**AIM**
Without including the pictures, copy out every line below.

**INPUT MATERIAL**
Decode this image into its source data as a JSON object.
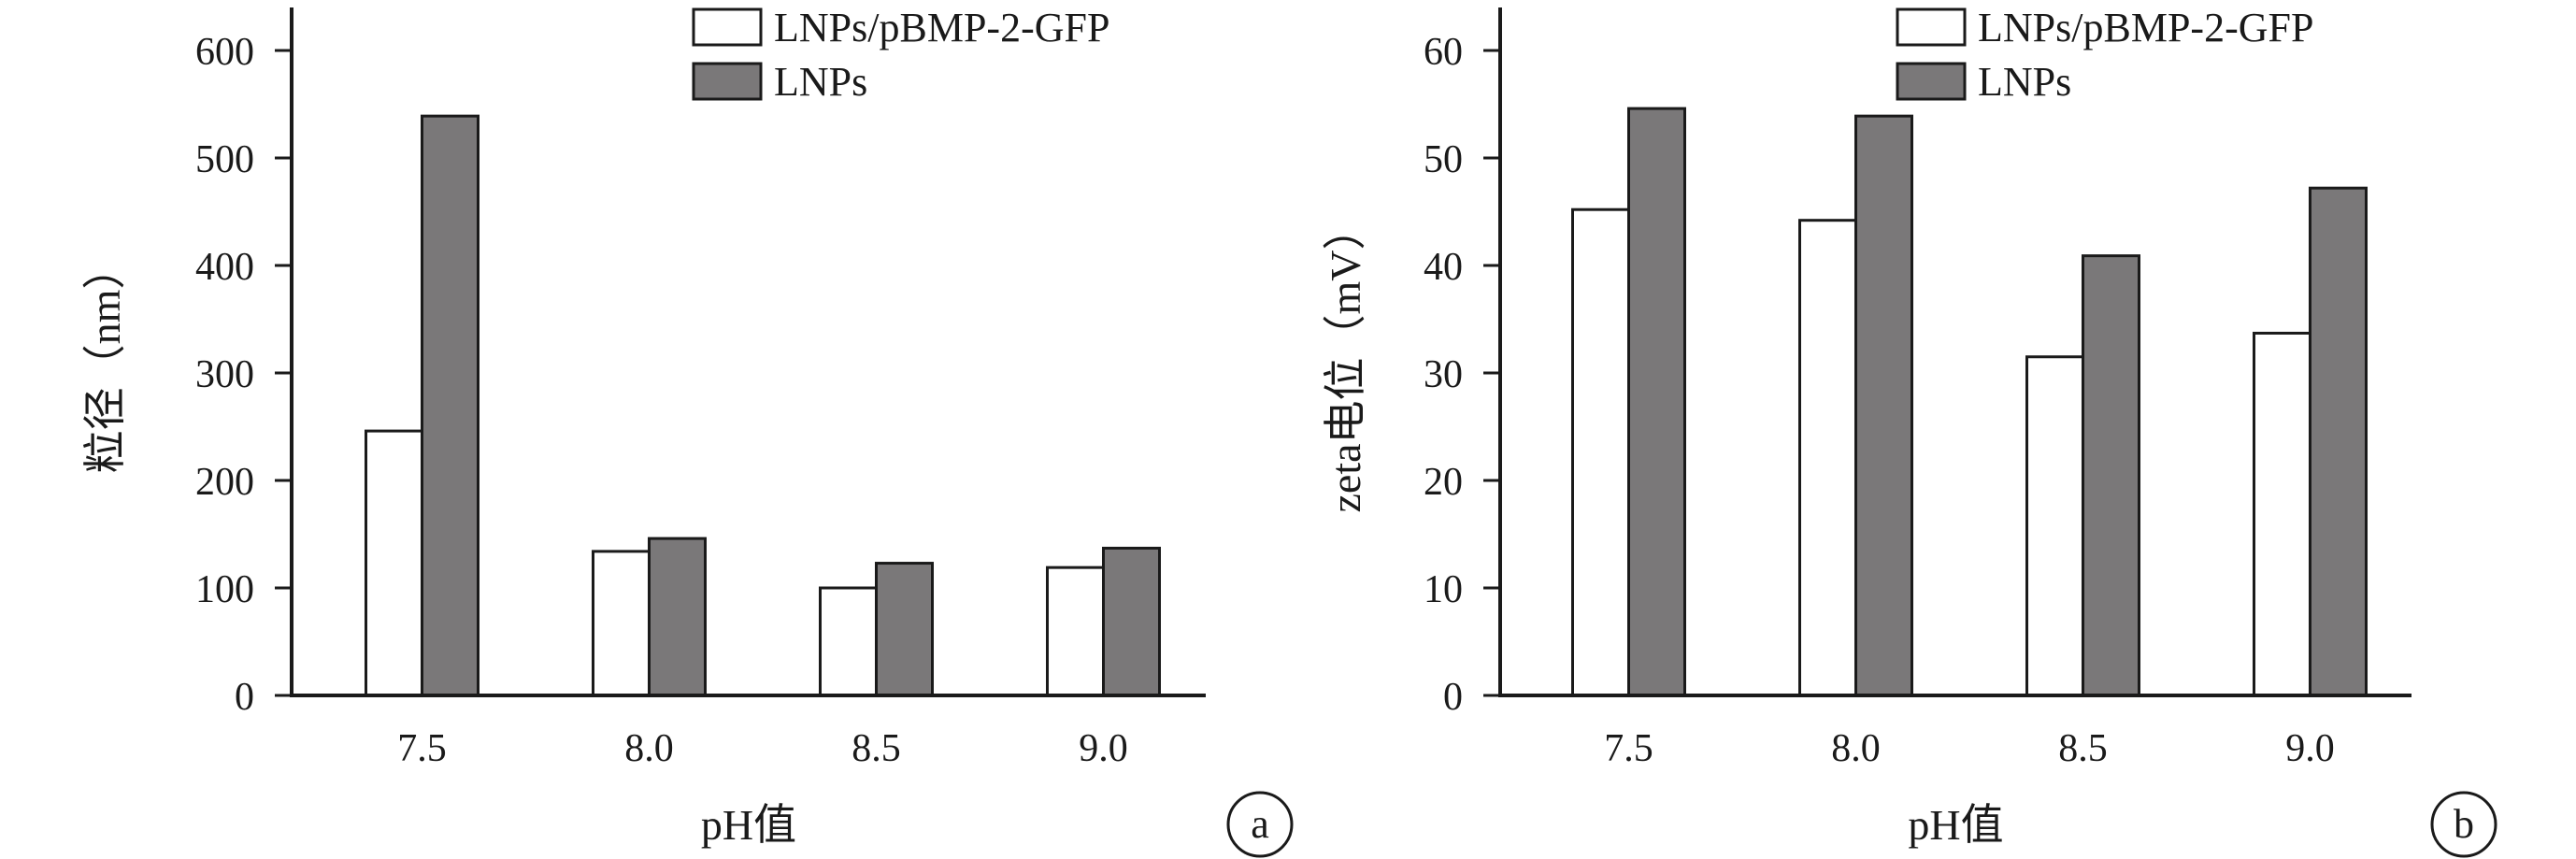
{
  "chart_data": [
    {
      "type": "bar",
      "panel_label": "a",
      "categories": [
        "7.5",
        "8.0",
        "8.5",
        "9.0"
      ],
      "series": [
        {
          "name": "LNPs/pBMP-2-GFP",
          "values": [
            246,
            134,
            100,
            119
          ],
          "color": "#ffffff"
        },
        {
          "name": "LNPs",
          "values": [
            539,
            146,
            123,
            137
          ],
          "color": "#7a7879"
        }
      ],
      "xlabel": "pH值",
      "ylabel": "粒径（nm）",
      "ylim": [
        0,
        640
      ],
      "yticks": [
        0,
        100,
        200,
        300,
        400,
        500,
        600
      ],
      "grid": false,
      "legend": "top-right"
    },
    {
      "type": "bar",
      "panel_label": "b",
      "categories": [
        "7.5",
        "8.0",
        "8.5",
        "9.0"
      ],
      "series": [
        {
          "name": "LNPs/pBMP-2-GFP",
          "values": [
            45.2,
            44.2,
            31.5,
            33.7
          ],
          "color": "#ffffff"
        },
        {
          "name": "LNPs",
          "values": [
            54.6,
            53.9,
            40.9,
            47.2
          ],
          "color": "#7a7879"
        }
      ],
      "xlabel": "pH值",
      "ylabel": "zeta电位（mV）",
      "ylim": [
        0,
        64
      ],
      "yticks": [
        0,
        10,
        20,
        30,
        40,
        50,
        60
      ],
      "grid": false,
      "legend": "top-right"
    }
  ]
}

**SOLUTION FOR THIS EXERCISE**
Decode this image into its source data as a JSON object.
{
  "chart_data": [
    {
      "type": "bar",
      "panel_label": "a",
      "categories": [
        "7.5",
        "8.0",
        "8.5",
        "9.0"
      ],
      "series": [
        {
          "name": "LNPs/pBMP-2-GFP",
          "values": [
            246,
            134,
            100,
            119
          ],
          "color": "#ffffff"
        },
        {
          "name": "LNPs",
          "values": [
            539,
            146,
            123,
            137
          ],
          "color": "#7a7879"
        }
      ],
      "xlabel": "pH值",
      "ylabel": "粒径（nm）",
      "ylim": [
        0,
        640
      ],
      "yticks": [
        0,
        100,
        200,
        300,
        400,
        500,
        600
      ],
      "grid": false,
      "legend": "top-right"
    },
    {
      "type": "bar",
      "panel_label": "b",
      "categories": [
        "7.5",
        "8.0",
        "8.5",
        "9.0"
      ],
      "series": [
        {
          "name": "LNPs/pBMP-2-GFP",
          "values": [
            45.2,
            44.2,
            31.5,
            33.7
          ],
          "color": "#ffffff"
        },
        {
          "name": "LNPs",
          "values": [
            54.6,
            53.9,
            40.9,
            47.2
          ],
          "color": "#7a7879"
        }
      ],
      "xlabel": "pH值",
      "ylabel": "zeta电位（mV）",
      "ylim": [
        0,
        64
      ],
      "yticks": [
        0,
        10,
        20,
        30,
        40,
        50,
        60
      ],
      "grid": false,
      "legend": "top-right"
    }
  ]
}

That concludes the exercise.